-------- Data extract

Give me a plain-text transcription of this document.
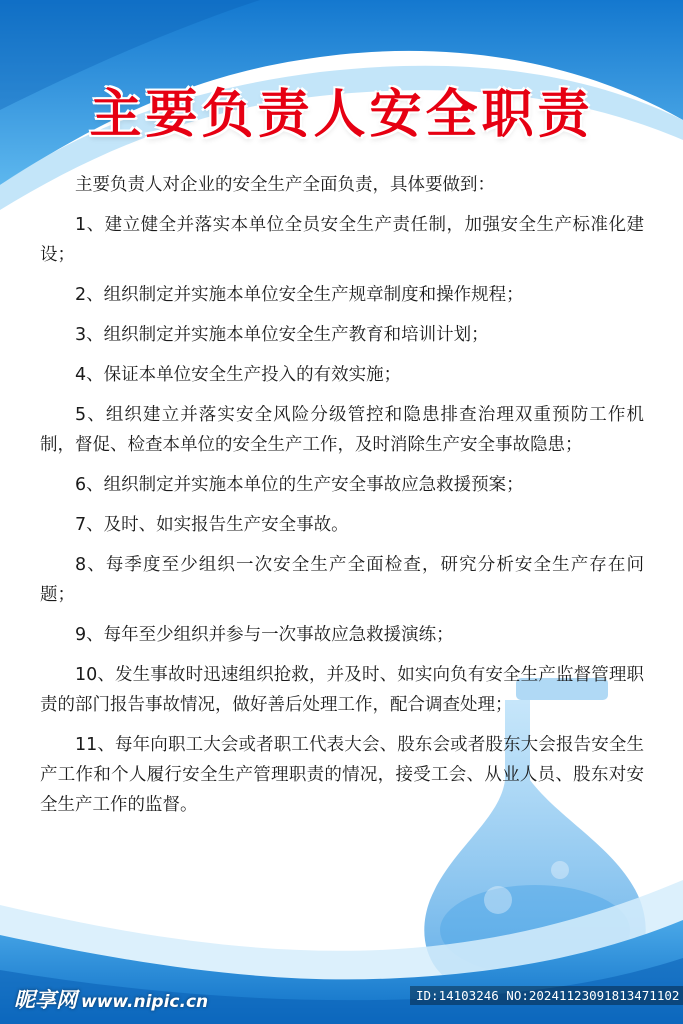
主要负责人安全职责

主要负责人对企业的安全生产全面负责，具体要做到：

1、建立健全并落实本单位全员安全生产责任制，加强安全生产标准化建设；

2、组织制定并实施本单位安全生产规章制度和操作规程；

3、组织制定并实施本单位安全生产教育和培训计划；

4、保证本单位安全生产投入的有效实施；

5、组织建立并落实安全风险分级管控和隐患排查治理双重预防工作机制，督促、检查本单位的安全生产工作，及时消除生产安全事故隐患；

6、组织制定并实施本单位的生产安全事故应急救援预案；

7、及时、如实报告生产安全事故。

8、每季度至少组织一次安全生产全面检查，研究分析安全生产存在问题；

9、每年至少组织并参与一次事故应急救援演练；

10、发生事故时迅速组织抢救，并及时、如实向负有安全生产监督管理职责的部门报告事故情况，做好善后处理工作，配合调查处理；

11、每年向职工大会或者职工代表大会、股东会或者股东大会报告安全生产工作和个人履行安全生产管理职责的情况，接受工会、从业人员、股东对安全生产工作的监督。

昵享网 www.nipic.cn	ID:14103246 NO:20241123091813471102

----------------

Pictures don't belong in the copy. Restate all the entries exactly.

_Output for this task_:
Give me a plain-text transcription of this document.
主要负责人安全职责

主要负责人对企业的安全生产全面负责，具体要做到：

1、建立健全并落实本单位全员安全生产责任制，加强安全生产标准化建设；

2、组织制定并实施本单位安全生产规章制度和操作规程；

3、组织制定并实施本单位安全生产教育和培训计划；

4、保证本单位安全生产投入的有效实施；

5、组织建立并落实安全风险分级管控和隐患排查治理双重预防工作机制，督促、检查本单位的安全生产工作，及时消除生产安全事故隐患；

6、组织制定并实施本单位的生产安全事故应急救援预案；

7、及时、如实报告生产安全事故。

8、每季度至少组织一次安全生产全面检查，研究分析安全生产存在问题；

9、每年至少组织并参与一次事故应急救援演练；

10、发生事故时迅速组织抢救，并及时、如实向负有安全生产监督管理职责的部门报告事故情况，做好善后处理工作，配合调查处理；

11、每年向职工大会或者职工代表大会、股东会或者股东大会报告安全生产工作和个人履行安全生产管理职责的情况，接受工会、从业人员、股东对安全生产工作的监督。

昵享网 www.nipic.cn	ID:14103246 NO:20241123091813471102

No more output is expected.